◆ Work instructions ◆
Pull out every line with the word "When" from the entries below.

◆ Records for the exercise ◆

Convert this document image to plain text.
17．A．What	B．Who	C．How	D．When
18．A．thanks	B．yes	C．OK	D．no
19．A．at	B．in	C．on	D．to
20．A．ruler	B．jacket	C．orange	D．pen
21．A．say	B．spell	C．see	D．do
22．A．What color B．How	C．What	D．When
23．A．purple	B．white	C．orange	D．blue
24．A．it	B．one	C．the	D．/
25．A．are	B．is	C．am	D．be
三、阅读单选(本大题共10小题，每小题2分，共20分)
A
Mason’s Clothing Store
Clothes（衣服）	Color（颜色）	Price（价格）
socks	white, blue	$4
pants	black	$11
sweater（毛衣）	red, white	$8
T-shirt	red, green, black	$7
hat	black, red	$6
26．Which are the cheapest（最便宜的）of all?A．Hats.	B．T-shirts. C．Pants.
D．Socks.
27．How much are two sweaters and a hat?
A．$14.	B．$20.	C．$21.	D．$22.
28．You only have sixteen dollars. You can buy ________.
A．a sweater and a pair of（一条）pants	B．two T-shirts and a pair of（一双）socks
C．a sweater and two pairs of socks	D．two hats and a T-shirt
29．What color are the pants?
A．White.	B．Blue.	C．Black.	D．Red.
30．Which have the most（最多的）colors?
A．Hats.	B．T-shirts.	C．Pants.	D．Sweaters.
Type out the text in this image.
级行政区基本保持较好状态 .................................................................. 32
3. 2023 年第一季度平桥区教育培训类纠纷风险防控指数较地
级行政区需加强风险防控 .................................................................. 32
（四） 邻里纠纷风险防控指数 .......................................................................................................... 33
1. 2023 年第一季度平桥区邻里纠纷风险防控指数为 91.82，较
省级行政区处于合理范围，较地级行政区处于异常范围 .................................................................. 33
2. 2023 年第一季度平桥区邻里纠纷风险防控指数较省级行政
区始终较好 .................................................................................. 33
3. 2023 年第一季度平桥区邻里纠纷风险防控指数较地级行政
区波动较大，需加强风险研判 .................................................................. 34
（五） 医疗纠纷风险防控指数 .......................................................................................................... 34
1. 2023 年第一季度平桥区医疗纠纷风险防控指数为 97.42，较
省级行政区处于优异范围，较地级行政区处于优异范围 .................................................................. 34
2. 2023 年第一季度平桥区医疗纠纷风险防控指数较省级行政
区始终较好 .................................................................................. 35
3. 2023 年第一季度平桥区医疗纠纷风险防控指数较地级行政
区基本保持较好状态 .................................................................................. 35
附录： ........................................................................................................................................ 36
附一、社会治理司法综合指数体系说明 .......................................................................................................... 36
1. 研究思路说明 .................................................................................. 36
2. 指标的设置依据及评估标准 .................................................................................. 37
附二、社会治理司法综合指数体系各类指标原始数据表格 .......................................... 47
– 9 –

◆ Finished task ◆
17．A．What	B．Who	C．How	D．When
22．A．What color B．How	C．What	D．When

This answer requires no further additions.